» Job
Using the data below, copy each line that includes the word "this".

BEGIN

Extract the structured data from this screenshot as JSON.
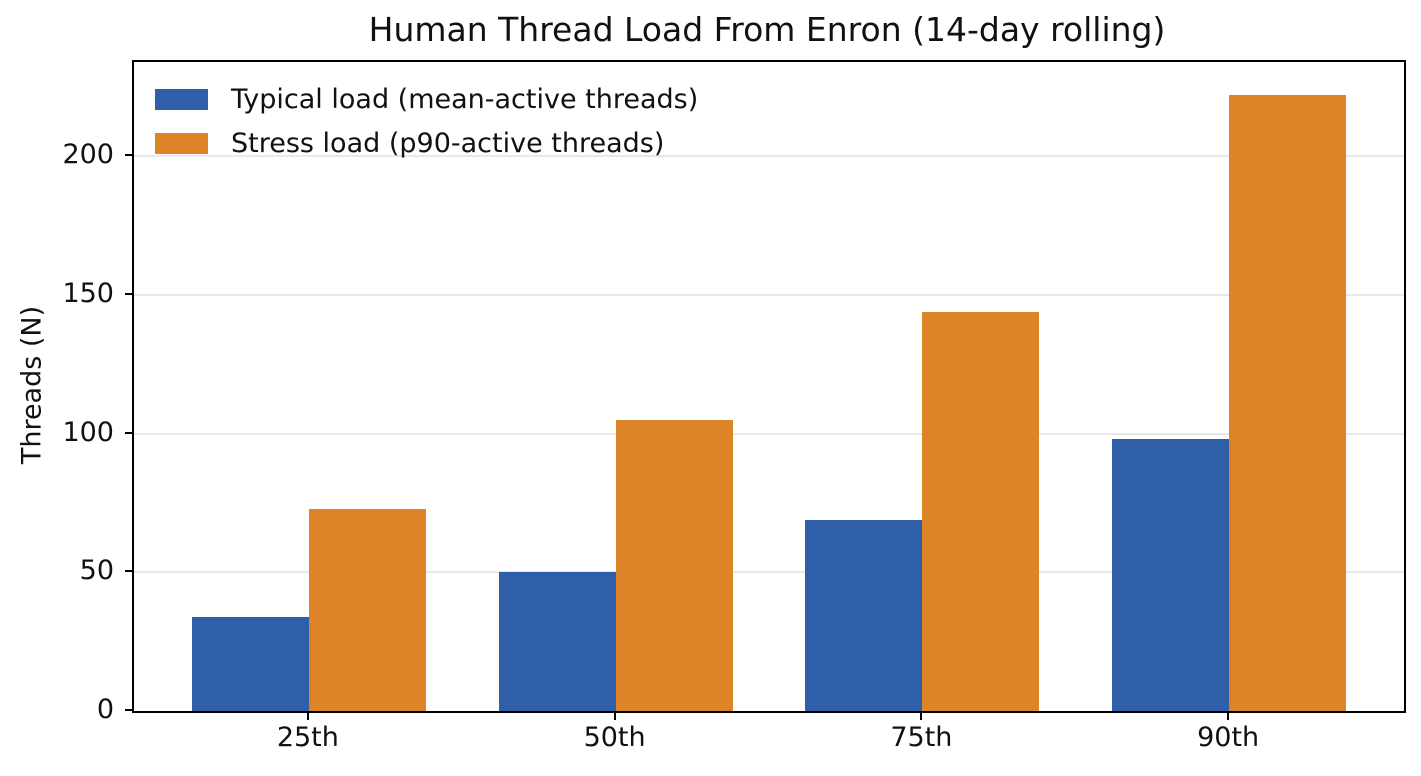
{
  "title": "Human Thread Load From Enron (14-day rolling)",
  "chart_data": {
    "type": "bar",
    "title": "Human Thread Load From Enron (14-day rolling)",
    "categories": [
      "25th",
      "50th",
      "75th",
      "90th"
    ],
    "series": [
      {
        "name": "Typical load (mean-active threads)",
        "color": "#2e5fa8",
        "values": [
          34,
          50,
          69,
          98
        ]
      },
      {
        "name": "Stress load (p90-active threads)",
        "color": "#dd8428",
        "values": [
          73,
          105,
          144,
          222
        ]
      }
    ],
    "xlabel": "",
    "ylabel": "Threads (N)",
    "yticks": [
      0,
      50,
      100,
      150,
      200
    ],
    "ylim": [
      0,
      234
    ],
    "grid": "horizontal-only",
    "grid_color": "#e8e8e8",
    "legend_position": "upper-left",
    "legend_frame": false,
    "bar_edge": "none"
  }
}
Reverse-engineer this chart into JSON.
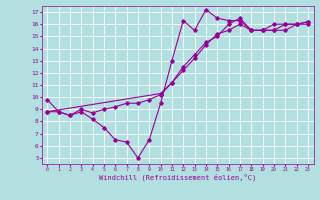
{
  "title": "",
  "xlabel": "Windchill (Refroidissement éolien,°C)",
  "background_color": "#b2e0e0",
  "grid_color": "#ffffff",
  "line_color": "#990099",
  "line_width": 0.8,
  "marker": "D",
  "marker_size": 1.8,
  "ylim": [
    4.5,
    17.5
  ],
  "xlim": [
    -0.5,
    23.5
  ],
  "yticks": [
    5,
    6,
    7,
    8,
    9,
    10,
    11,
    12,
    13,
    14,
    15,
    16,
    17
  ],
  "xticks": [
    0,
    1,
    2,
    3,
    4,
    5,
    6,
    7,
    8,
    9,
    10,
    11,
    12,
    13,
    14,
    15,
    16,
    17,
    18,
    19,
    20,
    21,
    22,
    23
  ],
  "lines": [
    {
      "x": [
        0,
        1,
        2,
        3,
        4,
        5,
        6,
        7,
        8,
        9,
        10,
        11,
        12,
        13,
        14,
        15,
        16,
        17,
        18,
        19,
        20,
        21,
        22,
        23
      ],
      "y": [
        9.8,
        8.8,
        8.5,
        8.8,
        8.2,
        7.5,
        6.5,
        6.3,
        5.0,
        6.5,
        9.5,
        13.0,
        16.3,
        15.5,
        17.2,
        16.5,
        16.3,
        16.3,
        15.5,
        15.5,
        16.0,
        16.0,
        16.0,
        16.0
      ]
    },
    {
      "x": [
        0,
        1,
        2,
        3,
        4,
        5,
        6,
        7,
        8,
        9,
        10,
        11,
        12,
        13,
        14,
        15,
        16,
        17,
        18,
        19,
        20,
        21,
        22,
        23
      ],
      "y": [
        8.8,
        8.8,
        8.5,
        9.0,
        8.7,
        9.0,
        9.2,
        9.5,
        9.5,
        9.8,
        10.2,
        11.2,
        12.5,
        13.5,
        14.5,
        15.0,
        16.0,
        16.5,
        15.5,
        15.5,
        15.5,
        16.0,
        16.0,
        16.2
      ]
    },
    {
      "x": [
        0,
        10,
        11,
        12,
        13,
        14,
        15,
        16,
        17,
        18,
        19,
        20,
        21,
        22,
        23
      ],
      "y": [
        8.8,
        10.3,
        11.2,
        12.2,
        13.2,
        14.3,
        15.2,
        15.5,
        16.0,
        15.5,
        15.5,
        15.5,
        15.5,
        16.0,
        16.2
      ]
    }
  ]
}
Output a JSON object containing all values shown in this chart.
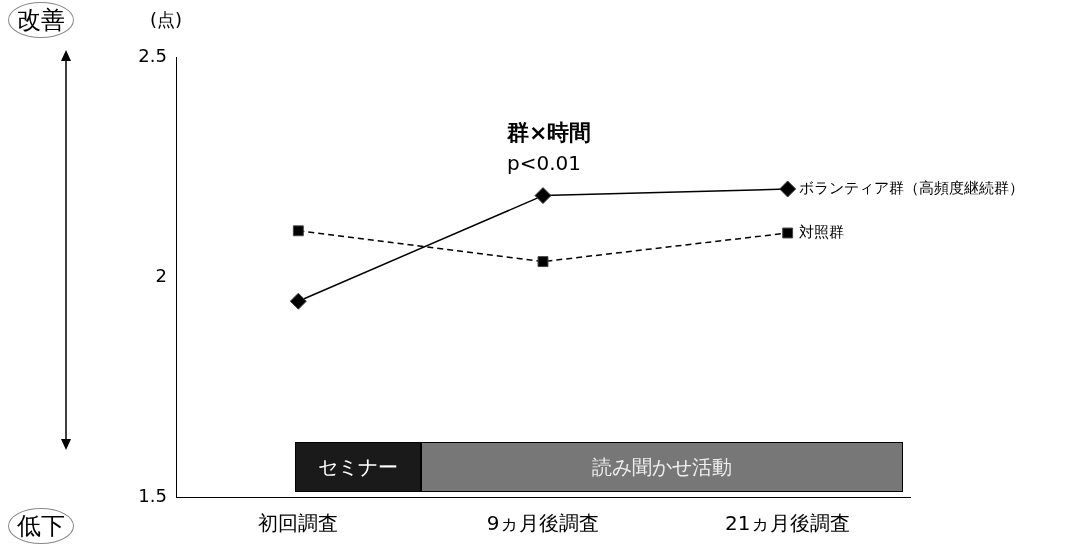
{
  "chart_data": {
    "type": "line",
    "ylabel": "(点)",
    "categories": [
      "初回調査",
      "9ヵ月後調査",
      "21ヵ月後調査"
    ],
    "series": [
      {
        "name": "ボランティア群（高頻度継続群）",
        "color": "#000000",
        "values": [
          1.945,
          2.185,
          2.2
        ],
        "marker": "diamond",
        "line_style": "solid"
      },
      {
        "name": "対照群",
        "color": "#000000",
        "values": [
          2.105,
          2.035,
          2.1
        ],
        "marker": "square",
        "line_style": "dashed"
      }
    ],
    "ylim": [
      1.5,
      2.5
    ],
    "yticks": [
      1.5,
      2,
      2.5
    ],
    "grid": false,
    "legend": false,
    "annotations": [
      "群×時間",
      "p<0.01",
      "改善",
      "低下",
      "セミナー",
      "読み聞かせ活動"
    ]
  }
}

END

» Result
Extract the structured data from this screenshot as JSON.
Reverse-engineer this chart into JSON.
Output a JSON object containing all values shown in this chart.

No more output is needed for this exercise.